• Written exercise: Return the entries below verbatim. Pictures stay out.

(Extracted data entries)
§

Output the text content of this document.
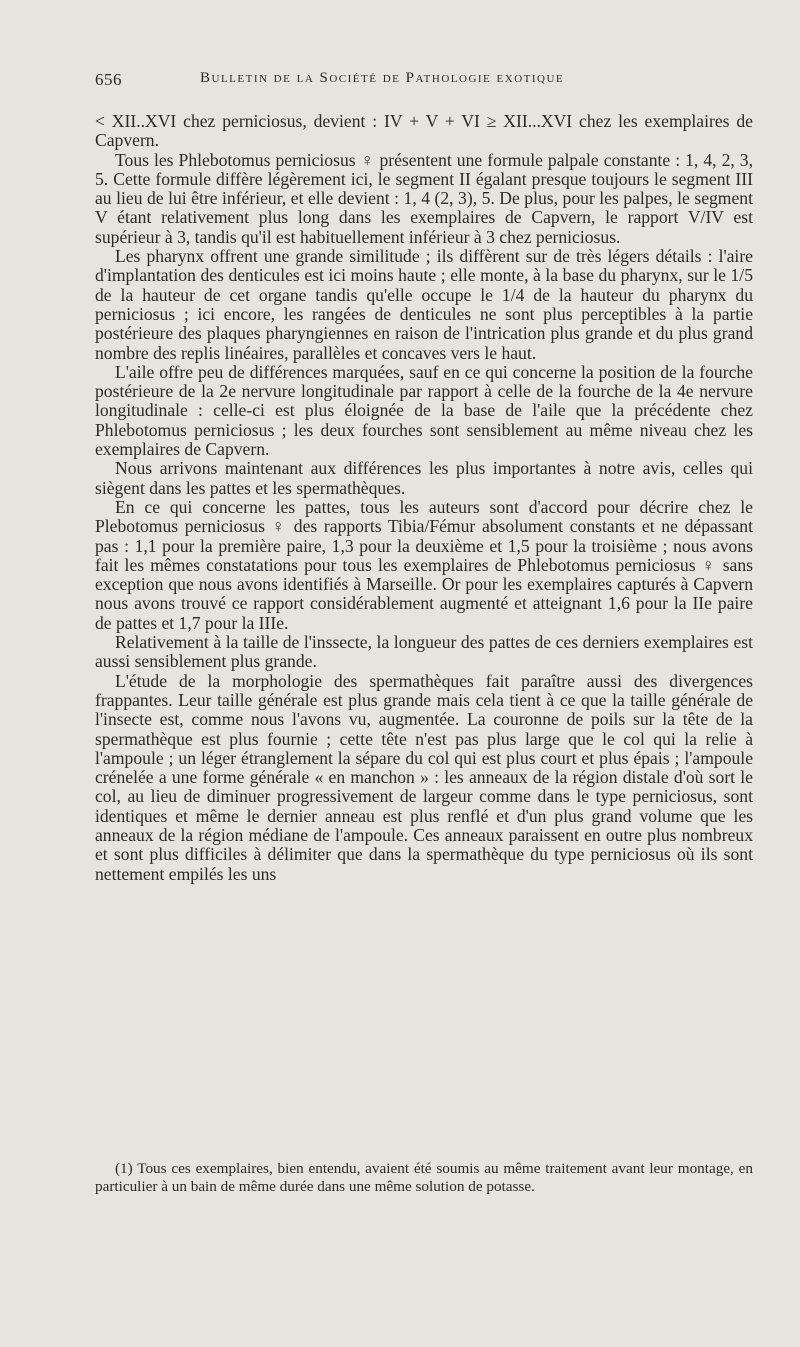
656	Bulletin de la Société de Pathologie exotique

< XII..XVI chez perniciosus, devient : IV + V + VI ≥ XII...XVI chez les exemplaires de Capvern.

Tous les Phlebotomus perniciosus ♀ présentent une formule palpale constante : 1, 4, 2, 3, 5. Cette formule diffère légèrement ici, le segment II égalant presque toujours le segment III au lieu de lui être inférieur, et elle devient : 1, 4 (2, 3), 5. De plus, pour les palpes, le segment V étant relativement plus long dans les exemplaires de Capvern, le rapport V/IV est supérieur à 3, tandis qu'il est habituellement inférieur à 3 chez perniciosus.

Les pharynx offrent une grande similitude ; ils diffèrent sur de très légers détails : l'aire d'implantation des denticules est ici moins haute ; elle monte, à la base du pharynx, sur le 1/5 de la hauteur de cet organe tandis qu'elle occupe le 1/4 de la hauteur du pharynx du perniciosus ; ici encore, les rangées de denticules ne sont plus perceptibles à la partie postérieure des plaques pharyngiennes en raison de l'intrication plus grande et du plus grand nombre des replis linéaires, parallèles et concaves vers le haut.

L'aile offre peu de différences marquées, sauf en ce qui concerne la position de la fourche postérieure de la 2e nervure longitudinale par rapport à celle de la fourche de la 4e nervure longitudinale : celle-ci est plus éloignée de la base de l'aile que la précédente chez Phlebotomus perniciosus ; les deux fourches sont sensiblement au même niveau chez les exemplaires de Capvern.

Nous arrivons maintenant aux différences les plus importantes à notre avis, celles qui siègent dans les pattes et les spermathèques.

En ce qui concerne les pattes, tous les auteurs sont d'accord pour décrire chez le Plebotomus perniciosus ♀ des rapports Tibia/Fémur absolument constants et ne dépassant pas : 1,1 pour la première paire, 1,3 pour la deuxième et 1,5 pour la troisième ; nous avons fait les mêmes constatations pour tous les exemplaires de Phlebotomus perniciosus ♀ sans exception que nous avons identifiés à Marseille. Or pour les exemplaires capturés à Capvern nous avons trouvé ce rapport considérablement augmenté et atteignant 1,6 pour la IIe paire de pattes et 1,7 pour la IIIe.

Relativement à la taille de l'inssecte, la longueur des pattes de ces derniers exemplaires est aussi sensiblement plus grande.

L'étude de la morphologie des spermathèques fait paraître aussi des divergences frappantes. Leur taille générale est plus grande mais cela tient à ce que la taille générale de l'insecte est, comme nous l'avons vu, augmentée. La couronne de poils sur la tête de la spermathèque est plus fournie ; cette tête n'est pas plus large que le col qui la relie à l'ampoule ; un léger étranglement la sépare du col qui est plus court et plus épais ; l'ampoule crénelée a une forme générale « en manchon » : les anneaux de la région distale d'où sort le col, au lieu de diminuer progressivement de largeur comme dans le type perniciosus, sont identiques et même le dernier anneau est plus renflé et d'un plus grand volume que les anneaux de la région médiane de l'ampoule. Ces anneaux paraissent en outre plus nombreux et sont plus difficiles à délimiter que dans la spermathèque du type perniciosus où ils sont nettement empilés les uns

(1) Tous ces exemplaires, bien entendu, avaient été soumis au même traitement avant leur montage, en particulier à un bain de même durée dans une même solution de potasse.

§

• Final result:
Output the text content of this document.
656	Bulletin de la Société de Pathologie exotique

< XII..XVI chez perniciosus, devient : IV + V + VI ≥ XII...XVI chez les exemplaires de Capvern.

Tous les Phlebotomus perniciosus ♀ présentent une formule palpale constante : 1, 4, 2, 3, 5. Cette formule diffère légèrement ici, le segment II égalant presque toujours le segment III au lieu de lui être inférieur, et elle devient : 1, 4 (2, 3), 5. De plus, pour les palpes, le segment V étant relativement plus long dans les exemplaires de Capvern, le rapport V/IV est supérieur à 3, tandis qu'il est habituellement inférieur à 3 chez perniciosus.

Les pharynx offrent une grande similitude ; ils diffèrent sur de très légers détails : l'aire d'implantation des denticules est ici moins haute ; elle monte, à la base du pharynx, sur le 1/5 de la hauteur de cet organe tandis qu'elle occupe le 1/4 de la hauteur du pharynx du perniciosus ; ici encore, les rangées de denticules ne sont plus perceptibles à la partie postérieure des plaques pharyngiennes en raison de l'intrication plus grande et du plus grand nombre des replis linéaires, parallèles et concaves vers le haut.

L'aile offre peu de différences marquées, sauf en ce qui concerne la position de la fourche postérieure de la 2e nervure longitudinale par rapport à celle de la fourche de la 4e nervure longitudinale : celle-ci est plus éloignée de la base de l'aile que la précédente chez Phlebotomus perniciosus ; les deux fourches sont sensiblement au même niveau chez les exemplaires de Capvern.

Nous arrivons maintenant aux différences les plus importantes à notre avis, celles qui siègent dans les pattes et les spermathèques.

En ce qui concerne les pattes, tous les auteurs sont d'accord pour décrire chez le Plebotomus perniciosus ♀ des rapports Tibia/Fémur absolument constants et ne dépassant pas : 1,1 pour la première paire, 1,3 pour la deuxième et 1,5 pour la troisième ; nous avons fait les mêmes constatations pour tous les exemplaires de Phlebotomus perniciosus ♀ sans exception que nous avons identifiés à Marseille. Or pour les exemplaires capturés à Capvern nous avons trouvé ce rapport considérablement augmenté et atteignant 1,6 pour la IIe paire de pattes et 1,7 pour la IIIe.

Relativement à la taille de l'inssecte, la longueur des pattes de ces derniers exemplaires est aussi sensiblement plus grande.

L'étude de la morphologie des spermathèques fait paraître aussi des divergences frappantes. Leur taille générale est plus grande mais cela tient à ce que la taille générale de l'insecte est, comme nous l'avons vu, augmentée. La couronne de poils sur la tête de la spermathèque est plus fournie ; cette tête n'est pas plus large que le col qui la relie à l'ampoule ; un léger étranglement la sépare du col qui est plus court et plus épais ; l'ampoule crénelée a une forme générale « en manchon » : les anneaux de la région distale d'où sort le col, au lieu de diminuer progressivement de largeur comme dans le type perniciosus, sont identiques et même le dernier anneau est plus renflé et d'un plus grand volume que les anneaux de la région médiane de l'ampoule. Ces anneaux paraissent en outre plus nombreux et sont plus difficiles à délimiter que dans la spermathèque du type perniciosus où ils sont nettement empilés les uns

(1) Tous ces exemplaires, bien entendu, avaient été soumis au même traitement avant leur montage, en particulier à un bain de même durée dans une même solution de potasse.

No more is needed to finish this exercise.